_TEXT:_
Begin

Lu et al. (2025) A micro–macro coupled approach to assess urban road traffic flood risk at the city scale
Identification
- Journal: Journal of Hydrology
- Year: 2025
- Date: 2025-10-18
- Authors: Xianfu Lu, Zongxue Xu, Yongkun Li, Xiaohong Hu, Pengyue Song, Qingli Shi
- DOI: 10.1016/j.jhydrol.2025.134435
Research Groups
- College of Water Science, Beijing Normal University
- Beijing Key Laboratory of Urban Hydrological Cycle and Sponge City Technology
- Beijing Water Science & Technology Institute
Short Summary
This study developed a micro-macro coupled dynamic risk assessment model, integrating hydrodynamic-hydrological, multi-agent, and system dynamics models, to evaluate urban road traffic flood risk and the effectiveness of mitigation strategies at the city scale. The model demonstrated that comprehensive mitigation measures significantly reduce dangerous vehicles and validate preemptive flood prevention strategies.
Objective
- To assess the indirect impacts of urban flooding on road traffic by developing a dynamic risk assessment model that integrates coupled hydrodynamic-hydrological, multi-agent system (MAS), and system dynamics (SDs) models, enabling multi-scale risk assessment of flood-vehicle interactions.
Study Configuration
- Spatial Scale: City scale, specifically a typical catchment area in Beijing's Qinghe River basin, including roads like Anningzhuang West Road, Anningzhuang East Road, Anningzhuang Middle Street, and Qinghe Middle Street.

End

_SUPPLIED MATERIAL:_
Begin

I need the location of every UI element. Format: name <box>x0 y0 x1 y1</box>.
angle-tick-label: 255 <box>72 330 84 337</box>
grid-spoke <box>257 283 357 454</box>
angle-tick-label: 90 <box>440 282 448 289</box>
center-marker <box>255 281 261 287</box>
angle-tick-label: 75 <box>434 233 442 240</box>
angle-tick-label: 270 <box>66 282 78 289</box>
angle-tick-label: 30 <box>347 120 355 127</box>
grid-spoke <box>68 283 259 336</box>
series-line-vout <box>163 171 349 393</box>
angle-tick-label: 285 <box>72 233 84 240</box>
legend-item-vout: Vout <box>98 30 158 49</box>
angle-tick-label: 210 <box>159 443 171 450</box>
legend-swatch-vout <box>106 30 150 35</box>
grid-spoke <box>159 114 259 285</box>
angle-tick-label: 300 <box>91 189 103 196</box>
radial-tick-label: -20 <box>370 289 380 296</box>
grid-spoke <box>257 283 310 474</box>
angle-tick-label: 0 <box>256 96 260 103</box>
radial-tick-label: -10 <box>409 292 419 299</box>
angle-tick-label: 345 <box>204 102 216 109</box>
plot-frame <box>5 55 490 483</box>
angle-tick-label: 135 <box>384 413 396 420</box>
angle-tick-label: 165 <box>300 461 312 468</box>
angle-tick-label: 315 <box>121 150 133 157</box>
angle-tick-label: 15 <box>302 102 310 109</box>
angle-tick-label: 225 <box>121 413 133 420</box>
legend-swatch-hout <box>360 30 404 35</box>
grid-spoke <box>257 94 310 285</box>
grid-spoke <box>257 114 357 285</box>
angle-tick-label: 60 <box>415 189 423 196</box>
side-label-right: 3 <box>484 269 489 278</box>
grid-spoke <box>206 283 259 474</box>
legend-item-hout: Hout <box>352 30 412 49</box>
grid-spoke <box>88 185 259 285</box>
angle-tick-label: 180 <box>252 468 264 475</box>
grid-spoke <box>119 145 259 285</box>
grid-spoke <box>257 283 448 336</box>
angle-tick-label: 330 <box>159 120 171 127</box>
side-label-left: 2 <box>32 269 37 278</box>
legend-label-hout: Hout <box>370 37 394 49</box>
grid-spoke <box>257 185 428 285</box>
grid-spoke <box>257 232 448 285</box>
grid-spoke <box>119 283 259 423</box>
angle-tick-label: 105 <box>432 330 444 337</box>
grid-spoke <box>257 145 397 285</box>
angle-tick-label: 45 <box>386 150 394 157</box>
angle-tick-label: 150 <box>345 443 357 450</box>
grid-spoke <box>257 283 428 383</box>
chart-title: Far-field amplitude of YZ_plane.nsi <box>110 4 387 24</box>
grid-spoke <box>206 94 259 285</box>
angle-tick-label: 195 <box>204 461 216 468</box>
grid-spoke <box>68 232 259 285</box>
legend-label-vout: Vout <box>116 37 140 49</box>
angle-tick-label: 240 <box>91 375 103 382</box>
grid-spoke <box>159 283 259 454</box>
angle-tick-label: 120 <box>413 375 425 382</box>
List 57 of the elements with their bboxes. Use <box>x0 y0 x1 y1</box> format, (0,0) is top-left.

End
Begin

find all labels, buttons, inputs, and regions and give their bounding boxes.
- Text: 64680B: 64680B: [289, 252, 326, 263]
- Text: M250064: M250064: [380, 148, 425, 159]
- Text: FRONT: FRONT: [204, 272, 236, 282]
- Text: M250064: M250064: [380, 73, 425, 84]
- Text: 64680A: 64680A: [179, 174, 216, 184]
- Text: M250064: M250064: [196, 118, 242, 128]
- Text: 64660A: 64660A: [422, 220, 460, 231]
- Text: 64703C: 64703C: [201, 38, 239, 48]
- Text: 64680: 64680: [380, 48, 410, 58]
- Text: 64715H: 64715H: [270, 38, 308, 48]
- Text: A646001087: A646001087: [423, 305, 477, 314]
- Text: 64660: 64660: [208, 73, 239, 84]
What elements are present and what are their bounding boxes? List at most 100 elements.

End
Begin

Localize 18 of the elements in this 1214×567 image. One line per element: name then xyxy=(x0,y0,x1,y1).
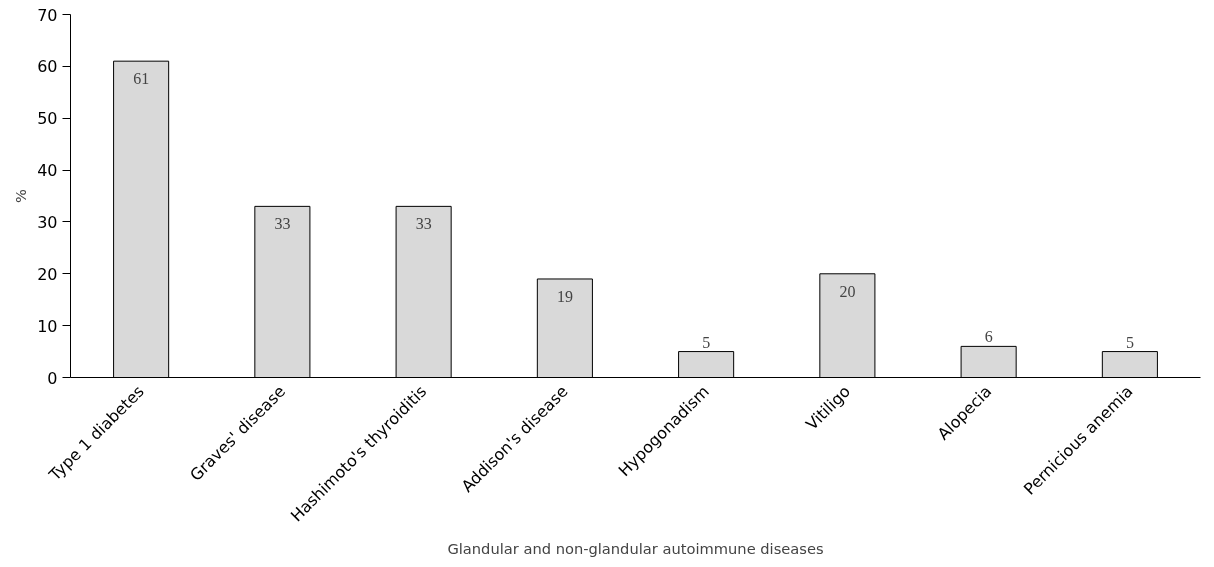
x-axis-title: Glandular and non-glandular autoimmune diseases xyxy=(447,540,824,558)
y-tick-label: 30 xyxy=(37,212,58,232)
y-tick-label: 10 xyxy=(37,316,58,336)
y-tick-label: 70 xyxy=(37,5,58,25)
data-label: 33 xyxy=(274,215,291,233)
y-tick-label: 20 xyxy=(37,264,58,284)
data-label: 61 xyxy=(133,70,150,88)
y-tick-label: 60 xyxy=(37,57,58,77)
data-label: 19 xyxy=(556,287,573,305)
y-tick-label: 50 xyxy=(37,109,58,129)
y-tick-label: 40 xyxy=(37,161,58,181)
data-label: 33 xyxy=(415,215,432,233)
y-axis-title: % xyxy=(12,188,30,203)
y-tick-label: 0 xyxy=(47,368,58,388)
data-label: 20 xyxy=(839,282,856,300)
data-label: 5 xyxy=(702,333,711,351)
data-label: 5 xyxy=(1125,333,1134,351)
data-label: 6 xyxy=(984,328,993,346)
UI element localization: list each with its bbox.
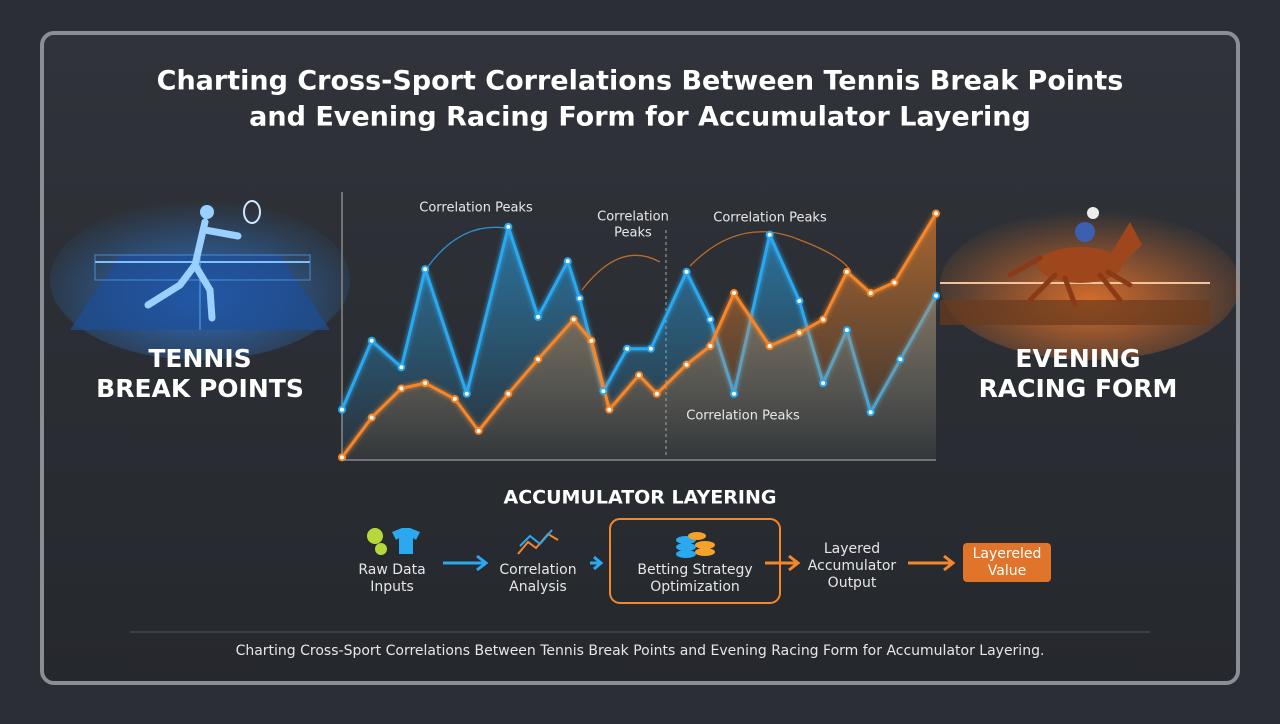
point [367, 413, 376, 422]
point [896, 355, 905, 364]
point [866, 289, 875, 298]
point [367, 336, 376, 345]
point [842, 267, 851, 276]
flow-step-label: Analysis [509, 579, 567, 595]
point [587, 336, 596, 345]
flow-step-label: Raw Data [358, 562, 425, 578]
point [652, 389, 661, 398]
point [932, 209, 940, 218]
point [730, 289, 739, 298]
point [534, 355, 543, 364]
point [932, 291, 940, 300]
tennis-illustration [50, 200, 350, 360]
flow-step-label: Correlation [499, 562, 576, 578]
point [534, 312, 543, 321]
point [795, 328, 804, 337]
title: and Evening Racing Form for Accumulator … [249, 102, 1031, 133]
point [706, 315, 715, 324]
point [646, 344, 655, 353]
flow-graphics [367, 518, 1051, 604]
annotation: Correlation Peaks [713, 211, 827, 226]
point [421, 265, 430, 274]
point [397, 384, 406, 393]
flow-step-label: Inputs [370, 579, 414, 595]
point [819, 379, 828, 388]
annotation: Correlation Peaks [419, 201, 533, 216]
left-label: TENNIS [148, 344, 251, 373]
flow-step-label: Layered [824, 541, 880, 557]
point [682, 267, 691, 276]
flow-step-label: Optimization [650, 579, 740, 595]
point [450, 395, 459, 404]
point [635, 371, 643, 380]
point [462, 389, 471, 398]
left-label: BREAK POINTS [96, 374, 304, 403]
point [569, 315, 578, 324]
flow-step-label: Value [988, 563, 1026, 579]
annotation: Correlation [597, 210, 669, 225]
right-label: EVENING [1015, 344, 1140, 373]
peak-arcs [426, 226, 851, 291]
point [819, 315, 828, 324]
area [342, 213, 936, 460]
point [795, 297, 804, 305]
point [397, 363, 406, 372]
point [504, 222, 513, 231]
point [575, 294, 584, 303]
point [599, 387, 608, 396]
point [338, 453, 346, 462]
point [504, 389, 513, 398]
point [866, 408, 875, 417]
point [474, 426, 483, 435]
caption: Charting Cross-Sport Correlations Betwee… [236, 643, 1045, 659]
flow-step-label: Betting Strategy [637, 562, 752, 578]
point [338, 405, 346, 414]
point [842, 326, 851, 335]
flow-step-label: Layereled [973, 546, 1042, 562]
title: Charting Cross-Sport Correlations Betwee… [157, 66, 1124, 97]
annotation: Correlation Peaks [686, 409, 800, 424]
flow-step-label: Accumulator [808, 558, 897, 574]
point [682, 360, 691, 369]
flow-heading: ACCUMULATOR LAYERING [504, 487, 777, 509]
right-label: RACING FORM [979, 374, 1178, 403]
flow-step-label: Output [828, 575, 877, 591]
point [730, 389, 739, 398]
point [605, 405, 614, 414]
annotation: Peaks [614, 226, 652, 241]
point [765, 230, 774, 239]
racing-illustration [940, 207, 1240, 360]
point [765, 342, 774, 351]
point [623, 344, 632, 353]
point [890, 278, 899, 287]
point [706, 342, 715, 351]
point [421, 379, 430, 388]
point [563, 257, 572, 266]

End

_YOUR TASKS:_
1: In which river basin is the catchment area examined in the urban road traffic flood risk study located?
2: Continue the summary of the urban road traffic flood risk study, picking up right after its final line.

_ANSWERS IN ORDER:_
1: Beijing's Qinghe River basin.

2:
- Temporal Scale: Simulation of 50-year recurrence rainfall scenarios, with observations at specific time points (e.g., T = 2.4 h, T = 2.5 h, T = 4 h, T = 7.5 h, T = 10.0 h).
Methodology and Data
- Models used: Coupled hydrodynamic-hydrological model, Multi-agent system (MAS), System dynamics (SDs) model. Models were developed on the NetLogo platform.
- Data sources: Simulated 50-year recurrence rainfall scenarios.
Main Results
- At the macroscopic scale, both MAS and SDs models showed a progressive decrease in safe vehicles as road flooding intensified. Under baseline conditions, safe vehicles stabilized at 198 agents (75.0 % of total) at T = 7.5 h and T = 10.0 h, with dangerous vehicles comprising 25.0 %. The models showed a high coefficient of determination (R² = 0.969).
- Emergency rescue interventions initially reduced the number of safe vehicles (MAS: 91.29 % at T = 2.5 h; SDs: 93.56 % at T = 2.4 h) before a recovery phase, with an inter-model R² of 0.775.
- Comprehensive risk mitigation measures maintained safe vehicle proportions between 99.0 % and 100 %, limiting dangerous vehicles to ≤1.0 %, validating preemptive flood prevention strategies.
- At the microscale, vehicles along Anningzhuang West Road, Anningzhuang East Road, Anningzhuang Middle Street, and Qinghe Middle Street transitioned into a hazardous state at T = 4 h under baseline conditions. Targeted rescue and risk avoidance strategies significantly reduced or eliminated dangerous vehicles at critical flood-prone locations.
Contributions
- Development of a novel micro-macro coupled dynamic risk assessment model integrating hydrodynamic-hydrological, multi-agent system (MAS), and system dynamics (SDs) models for urban road traffic flood risk.
- Proposal of operational protocols and communication mechanisms for three agent categories (disaster-pregnant environment, hazard-inducing, vulnerability-bearing) to enable multi-scale risk assessment.
- Validation of the effectiveness of preemptive flood prevention strategies through comprehensive risk mitigation measures at both micro and macro scales.
Funding
Not specified in the provided text.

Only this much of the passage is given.